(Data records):

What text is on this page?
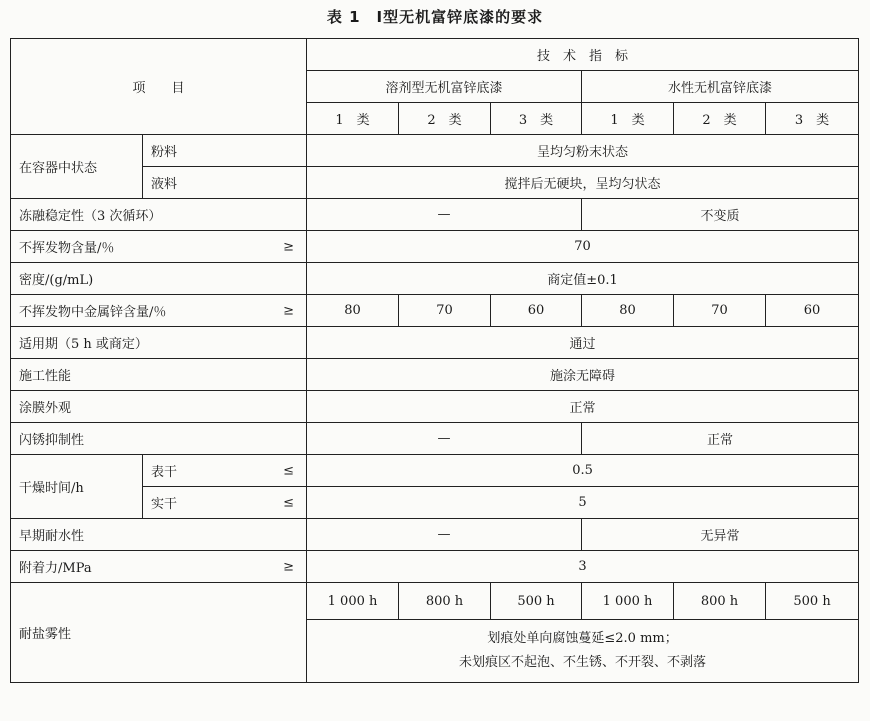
表 1　Ⅰ型无机富锌底漆的要求
项　　目		技　术　指　标					
		溶剂型无机富锌底漆			水性无机富锌底漆		
		1　类	2　类	3　类	1　类	2　类	3　类
在容器中状态	粉料	呈均匀粉末状态					
	液料	搅拌后无硬块，呈均匀状态					
冻融稳定性（3 次循环）		—			不变质		
不挥发物含量/％ ≥		70					
密度/(g/mL)		商定值±0.1					
不挥发物中金属锌含量/％ ≥		80	70	60	80	70	60
适用期（5 h 或商定）		通过					
施工性能		施涂无障碍					
涂膜外观		正常					
闪锈抑制性		—			正常		
干燥时间/h	表干 ≤	0.5					
	实干 ≤	5					
早期耐水性		—			无异常		
附着力/MPa ≥		3					
耐盐雾性		1 000 h	800 h	500 h	1 000 h	800 h	500 h

		划痕处单向腐蚀蔓延≤2.0 mm；
未划痕区不起泡、不生锈、不开裂、不剥落					
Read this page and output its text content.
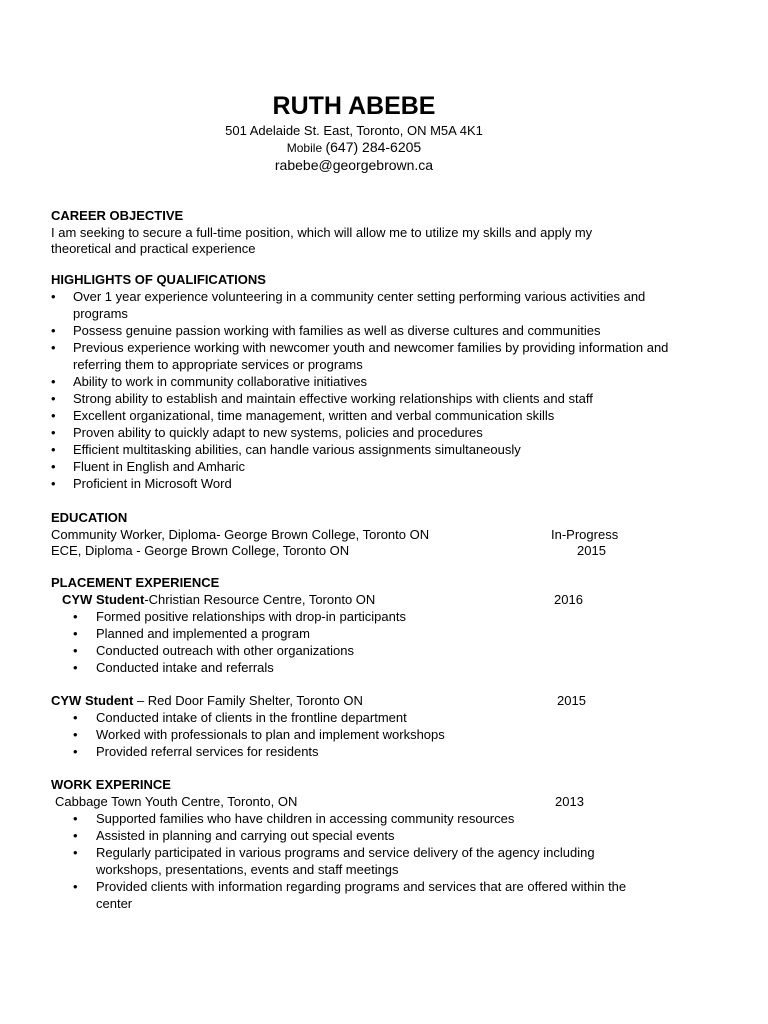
RUTH ABEBE
501 Adelaide St. East, Toronto, ON M5A 4K1
Mobile (647) 284-6205
rabebe@georgebrown.ca
CAREER OBJECTIVE
I am seeking to secure a full-time position, which will allow me to utilize my skills and apply my
theoretical and practical experience
HIGHLIGHTS OF QUALIFICATIONS
• Over 1 year experience volunteering in a community center setting performing various activities and programs
• Possess genuine passion working with families as well as diverse cultures and communities
• Previous experience working with newcomer youth and newcomer families by providing information and referring them to appropriate services or programs
• Ability to work in community collaborative initiatives
• Strong ability to establish and maintain effective working relationships with clients and staff
• Excellent organizational, time management, written and verbal communication skills
• Proven ability to quickly adapt to new systems, policies and procedures
• Efficient multitasking abilities, can handle various assignments simultaneously
• Fluent in English and Amharic
• Proficient in Microsoft Word
EDUCATION
Community Worker, Diploma- George Brown College, Toronto ON	In-Progress
ECE, Diploma - George Brown College, Toronto ON	2015
PLACEMENT EXPERIENCE
CYW Student-Christian Resource Centre, Toronto ON	2016
• Formed positive relationships with drop-in participants
• Planned and implemented a program
• Conducted outreach with other organizations
• Conducted intake and referrals
CYW Student – Red Door Family Shelter, Toronto ON	2015
• Conducted intake of clients in the frontline department
• Worked with professionals to plan and implement workshops
• Provided referral services for residents
WORK EXPERINCE
Cabbage Town Youth Centre, Toronto, ON	2013
• Supported families who have children in accessing community resources
• Assisted in planning and carrying out special events
• Regularly participated in various programs and service delivery of the agency including workshops, presentations, events and staff meetings
• Provided clients with information regarding programs and services that are offered within the center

(DIRECTION):
Read the lines above. Gather those in which the string "College" is found.

(REPLY):
Community Worker, Diploma- George Brown College, Toronto ON	In-Progress
ECE, Diploma - George Brown College, Toronto ON	2015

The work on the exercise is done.